__AIM OF THE TASK__.
Will you write out all the entries below exactly?

__RECORDED DATA__.

— start —

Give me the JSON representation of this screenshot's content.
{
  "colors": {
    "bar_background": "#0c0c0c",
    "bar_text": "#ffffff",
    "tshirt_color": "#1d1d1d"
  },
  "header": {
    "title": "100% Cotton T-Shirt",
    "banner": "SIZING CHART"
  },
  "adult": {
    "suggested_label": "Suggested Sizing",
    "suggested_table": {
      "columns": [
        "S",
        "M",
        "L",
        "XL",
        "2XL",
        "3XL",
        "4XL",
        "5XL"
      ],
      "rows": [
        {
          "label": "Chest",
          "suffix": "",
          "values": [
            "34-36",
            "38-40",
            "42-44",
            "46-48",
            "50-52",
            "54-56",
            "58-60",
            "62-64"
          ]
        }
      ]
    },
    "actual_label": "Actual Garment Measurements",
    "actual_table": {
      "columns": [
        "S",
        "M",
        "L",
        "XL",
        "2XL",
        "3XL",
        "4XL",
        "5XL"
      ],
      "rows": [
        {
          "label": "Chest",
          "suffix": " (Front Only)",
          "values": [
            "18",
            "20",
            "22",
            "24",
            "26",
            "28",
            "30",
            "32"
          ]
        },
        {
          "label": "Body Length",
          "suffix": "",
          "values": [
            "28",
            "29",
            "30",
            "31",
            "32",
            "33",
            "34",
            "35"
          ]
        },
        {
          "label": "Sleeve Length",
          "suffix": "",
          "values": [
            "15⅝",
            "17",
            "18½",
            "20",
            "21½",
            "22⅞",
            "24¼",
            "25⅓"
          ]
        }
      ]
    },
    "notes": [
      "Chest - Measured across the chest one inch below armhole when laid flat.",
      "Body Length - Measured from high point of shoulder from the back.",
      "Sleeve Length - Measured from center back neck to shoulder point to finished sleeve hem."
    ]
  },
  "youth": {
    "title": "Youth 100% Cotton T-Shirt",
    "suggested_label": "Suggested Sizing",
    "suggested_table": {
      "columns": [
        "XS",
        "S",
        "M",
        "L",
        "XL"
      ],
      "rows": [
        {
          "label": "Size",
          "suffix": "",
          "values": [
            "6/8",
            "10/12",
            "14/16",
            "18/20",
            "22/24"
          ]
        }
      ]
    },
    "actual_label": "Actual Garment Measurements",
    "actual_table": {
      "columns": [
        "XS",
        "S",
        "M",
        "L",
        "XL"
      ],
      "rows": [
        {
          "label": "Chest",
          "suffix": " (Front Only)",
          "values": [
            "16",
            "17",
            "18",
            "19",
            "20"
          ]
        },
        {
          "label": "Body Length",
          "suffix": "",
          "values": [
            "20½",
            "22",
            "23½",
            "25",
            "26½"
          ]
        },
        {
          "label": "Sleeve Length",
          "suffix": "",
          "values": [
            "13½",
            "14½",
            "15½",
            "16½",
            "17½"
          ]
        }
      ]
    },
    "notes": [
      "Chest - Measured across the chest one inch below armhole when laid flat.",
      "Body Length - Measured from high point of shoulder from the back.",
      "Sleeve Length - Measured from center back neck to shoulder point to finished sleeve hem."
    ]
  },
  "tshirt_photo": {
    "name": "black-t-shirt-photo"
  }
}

— end —

__ANSWER BELOW__.
Give me the JSON representation of this screenshot's content.
{
  "colors": {
    "bar_background": "#0c0c0c",
    "bar_text": "#ffffff",
    "tshirt_color": "#1d1d1d"
  },
  "header": {
    "title": "100% Cotton T-Shirt",
    "banner": "SIZING CHART"
  },
  "adult": {
    "suggested_label": "Suggested Sizing",
    "suggested_table": {
      "columns": [
        "S",
        "M",
        "L",
        "XL",
        "2XL",
        "3XL",
        "4XL",
        "5XL"
      ],
      "rows": [
        {
          "label": "Chest",
          "suffix": "",
          "values": [
            "34-36",
            "38-40",
            "42-44",
            "46-48",
            "50-52",
            "54-56",
            "58-60",
            "62-64"
          ]
        }
      ]
    },
    "actual_label": "Actual Garment Measurements",
    "actual_table": {
      "columns": [
        "S",
        "M",
        "L",
        "XL",
        "2XL",
        "3XL",
        "4XL",
        "5XL"
      ],
      "rows": [
        {
          "label": "Chest",
          "suffix": " (Front Only)",
          "values": [
            "18",
            "20",
            "22",
            "24",
            "26",
            "28",
            "30",
            "32"
          ]
        },
        {
          "label": "Body Length",
          "suffix": "",
          "values": [
            "28",
            "29",
            "30",
            "31",
            "32",
            "33",
            "34",
            "35"
          ]
        },
        {
          "label": "Sleeve Length",
          "suffix": "",
          "values": [
            "15⅝",
            "17",
            "18½",
            "20",
            "21½",
            "22⅞",
            "24¼",
            "25⅓"
          ]
        }
      ]
    },
    "notes": [
      "Chest - Measured across the chest one inch below armhole when laid flat.",
      "Body Length - Measured from high point of shoulder from the back.",
      "Sleeve Length - Measured from center back neck to shoulder point to finished sleeve hem."
    ]
  },
  "youth": {
    "title": "Youth 100% Cotton T-Shirt",
    "suggested_label": "Suggested Sizing",
    "suggested_table": {
      "columns": [
        "XS",
        "S",
        "M",
        "L",
        "XL"
      ],
      "rows": [
        {
          "label": "Size",
          "suffix": "",
          "values": [
            "6/8",
            "10/12",
            "14/16",
            "18/20",
            "22/24"
          ]
        }
      ]
    },
    "actual_label": "Actual Garment Measurements",
    "actual_table": {
      "columns": [
        "XS",
        "S",
        "M",
        "L",
        "XL"
      ],
      "rows": [
        {
          "label": "Chest",
          "suffix": " (Front Only)",
          "values": [
            "16",
            "17",
            "18",
            "19",
            "20"
          ]
        },
        {
          "label": "Body Length",
          "suffix": "",
          "values": [
            "20½",
            "22",
            "23½",
            "25",
            "26½"
          ]
        },
        {
          "label": "Sleeve Length",
          "suffix": "",
          "values": [
            "13½",
            "14½",
            "15½",
            "16½",
            "17½"
          ]
        }
      ]
    },
    "notes": [
      "Chest - Measured across the chest one inch below armhole when laid flat.",
      "Body Length - Measured from high point of shoulder from the back.",
      "Sleeve Length - Measured from center back neck to shoulder point to finished sleeve hem."
    ]
  },
  "tshirt_photo": {
    "name": "black-t-shirt-photo"
  }
}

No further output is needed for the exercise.